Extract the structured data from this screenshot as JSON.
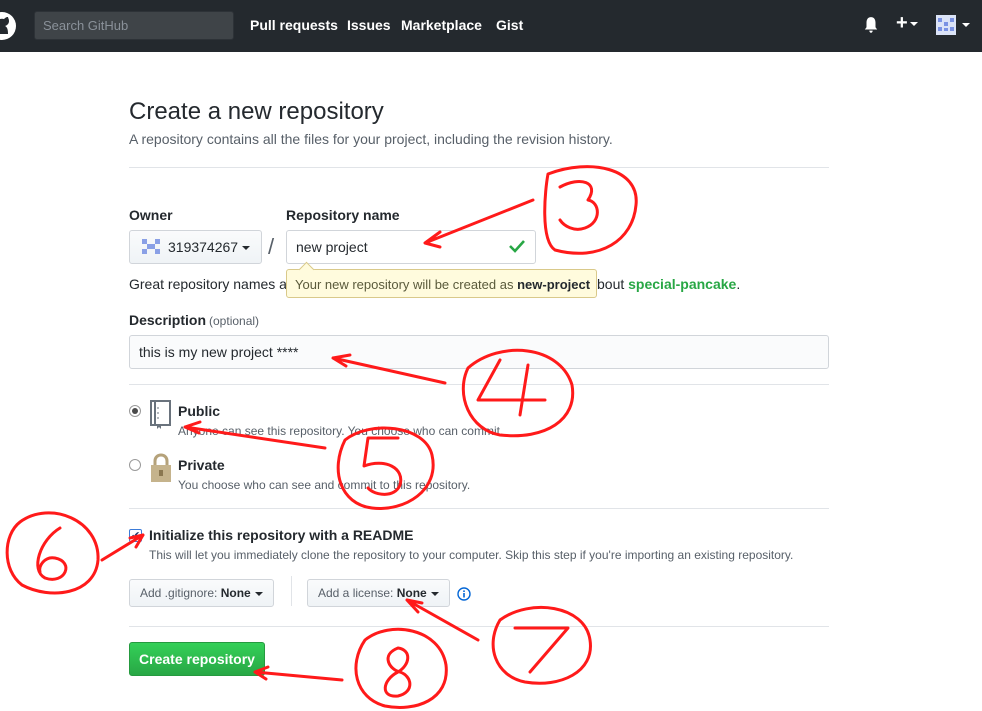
{
  "header": {
    "search_placeholder": "Search GitHub",
    "nav": [
      "Pull requests",
      "Issues",
      "Marketplace",
      "Gist"
    ],
    "plus_label": "+"
  },
  "page": {
    "title": "Create a new repository",
    "subtitle": "A repository contains all the files for your project, including the revision history."
  },
  "form": {
    "owner_label": "Owner",
    "owner_value": "319374267",
    "slash": "/",
    "repo_label": "Repository name",
    "repo_value": "new project",
    "hint_start": "Great repository names a",
    "hint_end": "bout ",
    "hint_suggestion": "special-pancake",
    "hint_period": ".",
    "tooltip_text": "Your new repository will be created as ",
    "tooltip_name": "new-project",
    "description_label": "Description",
    "description_optional": "(optional)",
    "description_value": "this is my new project ****",
    "visibility": [
      {
        "title": "Public",
        "note": "Anyone can see this repository. You choose who can commit.",
        "selected": true
      },
      {
        "title": "Private",
        "note": "You choose who can see and commit to this repository.",
        "selected": false
      }
    ],
    "readme_label": "Initialize this repository with a README",
    "readme_note": "This will let you immediately clone the repository to your computer. Skip this step if you're importing an existing repository.",
    "readme_checked": true,
    "gitignore_label": "Add .gitignore:",
    "gitignore_value": "None",
    "license_label": "Add a license:",
    "license_value": "None",
    "submit_label": "Create repository"
  },
  "annotations": [
    "3",
    "4",
    "5",
    "6",
    "7",
    "8"
  ],
  "colors": {
    "header_bg": "#24292e",
    "primary_button": "#28a745",
    "annotation_red": "#ff1a1a",
    "tooltip_bg": "#fffbdd"
  }
}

----------------

Work to be completed: Output the full set of records above without changing a word, and drop the images.

Task solution:
Extract the structured data from this screenshot as JSON.
{
  "header": {
    "search_placeholder": "Search GitHub",
    "nav": [
      "Pull requests",
      "Issues",
      "Marketplace",
      "Gist"
    ],
    "plus_label": "+"
  },
  "page": {
    "title": "Create a new repository",
    "subtitle": "A repository contains all the files for your project, including the revision history."
  },
  "form": {
    "owner_label": "Owner",
    "owner_value": "319374267",
    "slash": "/",
    "repo_label": "Repository name",
    "repo_value": "new project",
    "hint_start": "Great repository names a",
    "hint_end": "bout ",
    "hint_suggestion": "special-pancake",
    "hint_period": ".",
    "tooltip_text": "Your new repository will be created as ",
    "tooltip_name": "new-project",
    "description_label": "Description",
    "description_optional": "(optional)",
    "description_value": "this is my new project ****",
    "visibility": [
      {
        "title": "Public",
        "note": "Anyone can see this repository. You choose who can commit.",
        "selected": true
      },
      {
        "title": "Private",
        "note": "You choose who can see and commit to this repository.",
        "selected": false
      }
    ],
    "readme_label": "Initialize this repository with a README",
    "readme_note": "This will let you immediately clone the repository to your computer. Skip this step if you're importing an existing repository.",
    "readme_checked": true,
    "gitignore_label": "Add .gitignore:",
    "gitignore_value": "None",
    "license_label": "Add a license:",
    "license_value": "None",
    "submit_label": "Create repository"
  },
  "annotations": [
    "3",
    "4",
    "5",
    "6",
    "7",
    "8"
  ],
  "colors": {
    "header_bg": "#24292e",
    "primary_button": "#28a745",
    "annotation_red": "#ff1a1a",
    "tooltip_bg": "#fffbdd"
  }
}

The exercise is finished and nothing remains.